- **GOAL OF THE EXERCISE**
Each record is to be transcribed exactly.

-- START LISTED RECORDS --

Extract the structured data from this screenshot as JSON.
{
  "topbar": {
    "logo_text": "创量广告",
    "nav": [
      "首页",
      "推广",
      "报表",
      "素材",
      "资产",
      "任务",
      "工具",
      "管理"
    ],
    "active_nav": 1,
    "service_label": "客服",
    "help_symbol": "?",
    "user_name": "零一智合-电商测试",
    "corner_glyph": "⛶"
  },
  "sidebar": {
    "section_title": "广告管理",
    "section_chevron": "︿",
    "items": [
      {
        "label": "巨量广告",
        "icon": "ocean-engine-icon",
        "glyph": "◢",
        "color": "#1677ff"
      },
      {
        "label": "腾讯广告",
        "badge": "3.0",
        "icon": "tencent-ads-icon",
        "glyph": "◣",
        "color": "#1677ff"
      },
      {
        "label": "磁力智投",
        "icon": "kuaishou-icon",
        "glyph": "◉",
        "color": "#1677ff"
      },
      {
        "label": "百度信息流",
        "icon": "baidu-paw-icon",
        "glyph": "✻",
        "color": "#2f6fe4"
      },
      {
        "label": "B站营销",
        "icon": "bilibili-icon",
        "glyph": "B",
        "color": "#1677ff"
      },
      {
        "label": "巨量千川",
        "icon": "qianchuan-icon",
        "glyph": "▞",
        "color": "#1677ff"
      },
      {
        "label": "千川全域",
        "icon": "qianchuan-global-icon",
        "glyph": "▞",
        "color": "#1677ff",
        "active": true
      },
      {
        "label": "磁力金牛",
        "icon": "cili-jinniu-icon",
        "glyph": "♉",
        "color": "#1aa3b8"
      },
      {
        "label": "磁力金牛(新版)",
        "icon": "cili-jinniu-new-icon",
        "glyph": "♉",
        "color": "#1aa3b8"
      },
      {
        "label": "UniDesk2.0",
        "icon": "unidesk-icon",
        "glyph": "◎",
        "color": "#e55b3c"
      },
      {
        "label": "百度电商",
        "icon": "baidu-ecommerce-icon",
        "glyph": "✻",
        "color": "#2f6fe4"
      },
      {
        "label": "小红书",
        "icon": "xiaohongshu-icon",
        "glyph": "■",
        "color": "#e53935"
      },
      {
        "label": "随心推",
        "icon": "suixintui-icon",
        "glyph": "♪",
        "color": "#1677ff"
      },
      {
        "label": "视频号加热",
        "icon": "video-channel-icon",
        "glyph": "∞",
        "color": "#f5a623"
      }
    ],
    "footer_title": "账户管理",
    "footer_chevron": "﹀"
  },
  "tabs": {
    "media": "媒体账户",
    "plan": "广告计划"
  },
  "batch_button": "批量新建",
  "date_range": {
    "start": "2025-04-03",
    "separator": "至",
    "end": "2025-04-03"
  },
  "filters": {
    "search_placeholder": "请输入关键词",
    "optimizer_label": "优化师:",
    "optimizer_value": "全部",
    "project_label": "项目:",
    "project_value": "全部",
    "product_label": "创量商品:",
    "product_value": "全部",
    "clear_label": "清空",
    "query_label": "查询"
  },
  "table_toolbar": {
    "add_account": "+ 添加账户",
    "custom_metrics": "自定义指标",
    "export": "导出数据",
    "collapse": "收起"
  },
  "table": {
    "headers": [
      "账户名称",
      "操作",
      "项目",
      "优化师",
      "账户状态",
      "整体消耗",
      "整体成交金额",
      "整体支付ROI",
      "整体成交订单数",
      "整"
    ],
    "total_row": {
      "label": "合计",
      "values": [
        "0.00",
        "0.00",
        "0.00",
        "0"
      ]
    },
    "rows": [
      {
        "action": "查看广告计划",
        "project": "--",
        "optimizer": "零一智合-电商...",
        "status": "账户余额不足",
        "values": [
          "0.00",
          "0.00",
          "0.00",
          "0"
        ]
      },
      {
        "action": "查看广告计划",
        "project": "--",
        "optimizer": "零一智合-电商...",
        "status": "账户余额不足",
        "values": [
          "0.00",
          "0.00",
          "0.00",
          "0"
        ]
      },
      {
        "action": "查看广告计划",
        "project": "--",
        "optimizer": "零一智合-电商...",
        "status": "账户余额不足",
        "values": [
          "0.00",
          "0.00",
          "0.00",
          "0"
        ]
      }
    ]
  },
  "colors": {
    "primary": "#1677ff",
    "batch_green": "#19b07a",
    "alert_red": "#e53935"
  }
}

-- END LISTED RECORDS --

- **IN RESPONSE**
Extract the structured data from this screenshot as JSON.
{
  "topbar": {
    "logo_text": "创量广告",
    "nav": [
      "首页",
      "推广",
      "报表",
      "素材",
      "资产",
      "任务",
      "工具",
      "管理"
    ],
    "active_nav": 1,
    "service_label": "客服",
    "help_symbol": "?",
    "user_name": "零一智合-电商测试",
    "corner_glyph": "⛶"
  },
  "sidebar": {
    "section_title": "广告管理",
    "section_chevron": "︿",
    "items": [
      {
        "label": "巨量广告",
        "icon": "ocean-engine-icon",
        "glyph": "◢",
        "color": "#1677ff"
      },
      {
        "label": "腾讯广告",
        "badge": "3.0",
        "icon": "tencent-ads-icon",
        "glyph": "◣",
        "color": "#1677ff"
      },
      {
        "label": "磁力智投",
        "icon": "kuaishou-icon",
        "glyph": "◉",
        "color": "#1677ff"
      },
      {
        "label": "百度信息流",
        "icon": "baidu-paw-icon",
        "glyph": "✻",
        "color": "#2f6fe4"
      },
      {
        "label": "B站营销",
        "icon": "bilibili-icon",
        "glyph": "B",
        "color": "#1677ff"
      },
      {
        "label": "巨量千川",
        "icon": "qianchuan-icon",
        "glyph": "▞",
        "color": "#1677ff"
      },
      {
        "label": "千川全域",
        "icon": "qianchuan-global-icon",
        "glyph": "▞",
        "color": "#1677ff",
        "active": true
      },
      {
        "label": "磁力金牛",
        "icon": "cili-jinniu-icon",
        "glyph": "♉",
        "color": "#1aa3b8"
      },
      {
        "label": "磁力金牛(新版)",
        "icon": "cili-jinniu-new-icon",
        "glyph": "♉",
        "color": "#1aa3b8"
      },
      {
        "label": "UniDesk2.0",
        "icon": "unidesk-icon",
        "glyph": "◎",
        "color": "#e55b3c"
      },
      {
        "label": "百度电商",
        "icon": "baidu-ecommerce-icon",
        "glyph": "✻",
        "color": "#2f6fe4"
      },
      {
        "label": "小红书",
        "icon": "xiaohongshu-icon",
        "glyph": "■",
        "color": "#e53935"
      },
      {
        "label": "随心推",
        "icon": "suixintui-icon",
        "glyph": "♪",
        "color": "#1677ff"
      },
      {
        "label": "视频号加热",
        "icon": "video-channel-icon",
        "glyph": "∞",
        "color": "#f5a623"
      }
    ],
    "footer_title": "账户管理",
    "footer_chevron": "﹀"
  },
  "tabs": {
    "media": "媒体账户",
    "plan": "广告计划"
  },
  "batch_button": "批量新建",
  "date_range": {
    "start": "2025-04-03",
    "separator": "至",
    "end": "2025-04-03"
  },
  "filters": {
    "search_placeholder": "请输入关键词",
    "optimizer_label": "优化师:",
    "optimizer_value": "全部",
    "project_label": "项目:",
    "project_value": "全部",
    "product_label": "创量商品:",
    "product_value": "全部",
    "clear_label": "清空",
    "query_label": "查询"
  },
  "table_toolbar": {
    "add_account": "+ 添加账户",
    "custom_metrics": "自定义指标",
    "export": "导出数据",
    "collapse": "收起"
  },
  "table": {
    "headers": [
      "账户名称",
      "操作",
      "项目",
      "优化师",
      "账户状态",
      "整体消耗",
      "整体成交金额",
      "整体支付ROI",
      "整体成交订单数",
      "整"
    ],
    "total_row": {
      "label": "合计",
      "values": [
        "0.00",
        "0.00",
        "0.00",
        "0"
      ]
    },
    "rows": [
      {
        "action": "查看广告计划",
        "project": "--",
        "optimizer": "零一智合-电商...",
        "status": "账户余额不足",
        "values": [
          "0.00",
          "0.00",
          "0.00",
          "0"
        ]
      },
      {
        "action": "查看广告计划",
        "project": "--",
        "optimizer": "零一智合-电商...",
        "status": "账户余额不足",
        "values": [
          "0.00",
          "0.00",
          "0.00",
          "0"
        ]
      },
      {
        "action": "查看广告计划",
        "project": "--",
        "optimizer": "零一智合-电商...",
        "status": "账户余额不足",
        "values": [
          "0.00",
          "0.00",
          "0.00",
          "0"
        ]
      }
    ]
  },
  "colors": {
    "primary": "#1677ff",
    "batch_green": "#19b07a",
    "alert_red": "#e53935"
  }
}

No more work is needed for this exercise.